THE TASK:
Find the line containing "Transcribe this image's" in the material below; copy that line and all following lines exactly.

INPUT:
- - - - -
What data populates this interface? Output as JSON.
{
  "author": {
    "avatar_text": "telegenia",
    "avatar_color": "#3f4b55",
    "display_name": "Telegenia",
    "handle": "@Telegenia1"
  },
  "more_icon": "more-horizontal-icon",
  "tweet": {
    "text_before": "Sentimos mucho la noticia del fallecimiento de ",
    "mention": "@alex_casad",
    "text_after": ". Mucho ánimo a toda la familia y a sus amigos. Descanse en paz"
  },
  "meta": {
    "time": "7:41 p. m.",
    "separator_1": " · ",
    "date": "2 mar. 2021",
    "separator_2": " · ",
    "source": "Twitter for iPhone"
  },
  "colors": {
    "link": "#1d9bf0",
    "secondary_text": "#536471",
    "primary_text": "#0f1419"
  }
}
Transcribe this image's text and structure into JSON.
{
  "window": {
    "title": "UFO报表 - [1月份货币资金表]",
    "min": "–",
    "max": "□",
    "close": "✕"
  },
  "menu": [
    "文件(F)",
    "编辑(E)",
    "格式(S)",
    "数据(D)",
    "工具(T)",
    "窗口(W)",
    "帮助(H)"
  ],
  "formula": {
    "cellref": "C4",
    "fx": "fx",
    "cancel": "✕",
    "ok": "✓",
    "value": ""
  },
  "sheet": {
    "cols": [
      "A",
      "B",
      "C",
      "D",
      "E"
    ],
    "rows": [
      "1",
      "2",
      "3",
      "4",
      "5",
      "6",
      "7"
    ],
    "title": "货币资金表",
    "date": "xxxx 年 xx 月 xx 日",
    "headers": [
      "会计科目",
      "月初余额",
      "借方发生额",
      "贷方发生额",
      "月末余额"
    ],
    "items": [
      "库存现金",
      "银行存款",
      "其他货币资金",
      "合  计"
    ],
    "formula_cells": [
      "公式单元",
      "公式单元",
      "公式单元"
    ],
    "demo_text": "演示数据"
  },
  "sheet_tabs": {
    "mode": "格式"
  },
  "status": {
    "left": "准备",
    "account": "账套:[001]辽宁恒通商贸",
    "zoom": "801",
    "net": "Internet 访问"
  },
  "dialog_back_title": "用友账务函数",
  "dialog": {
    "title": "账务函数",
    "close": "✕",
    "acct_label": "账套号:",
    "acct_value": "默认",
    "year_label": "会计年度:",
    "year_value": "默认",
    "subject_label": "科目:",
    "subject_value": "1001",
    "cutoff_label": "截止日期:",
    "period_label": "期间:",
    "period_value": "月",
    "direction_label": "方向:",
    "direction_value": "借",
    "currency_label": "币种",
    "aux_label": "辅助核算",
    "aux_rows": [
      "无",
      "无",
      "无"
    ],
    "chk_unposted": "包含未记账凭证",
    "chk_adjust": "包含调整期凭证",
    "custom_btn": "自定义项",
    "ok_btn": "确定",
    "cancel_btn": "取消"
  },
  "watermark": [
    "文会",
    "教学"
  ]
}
- - - - -
OUTPUT BELOW:
Transcribe this image's text and structure into JSON.
{
  "window": {
    "title": "UFO报表 - [1月份货币资金表]",
    "min": "–",
    "max": "□",
    "close": "✕"
  },
  "menu": [
    "文件(F)",
    "编辑(E)",
    "格式(S)",
    "数据(D)",
    "工具(T)",
    "窗口(W)",
    "帮助(H)"
  ],
  "formula": {
    "cellref": "C4",
    "fx": "fx",
    "cancel": "✕",
    "ok": "✓",
    "value": ""
  },
  "sheet": {
    "cols": [
      "A",
      "B",
      "C",
      "D",
      "E"
    ],
    "rows": [
      "1",
      "2",
      "3",
      "4",
      "5",
      "6",
      "7"
    ],
    "title": "货币资金表",
    "date": "xxxx 年 xx 月 xx 日",
    "headers": [
      "会计科目",
      "月初余额",
      "借方发生额",
      "贷方发生额",
      "月末余额"
    ],
    "items": [
      "库存现金",
      "银行存款",
      "其他货币资金",
      "合  计"
    ],
    "formula_cells": [
      "公式单元",
      "公式单元",
      "公式单元"
    ],
    "demo_text": "演示数据"
  },
  "sheet_tabs": {
    "mode": "格式"
  },
  "status": {
    "left": "准备",
    "account": "账套:[001]辽宁恒通商贸",
    "zoom": "801",
    "net": "Internet 访问"
  },
  "dialog_back_title": "用友账务函数",
  "dialog": {
    "title": "账务函数",
    "close": "✕",
    "acct_label": "账套号:",
    "acct_value": "默认",
    "year_label": "会计年度:",
    "year_value": "默认",
    "subject_label": "科目:",
    "subject_value": "1001",
    "cutoff_label": "截止日期:",
    "period_label": "期间:",
    "period_value": "月",
    "direction_label": "方向:",
    "direction_value": "借",
    "currency_label": "币种",
    "aux_label": "辅助核算",
    "aux_rows": [
      "无",
      "无",
      "无"
    ],
    "chk_unposted": "包含未记账凭证",
    "chk_adjust": "包含调整期凭证",
    "custom_btn": "自定义项",
    "ok_btn": "确定",
    "cancel_btn": "取消"
  },
  "watermark": [
    "文会",
    "教学"
  ]
}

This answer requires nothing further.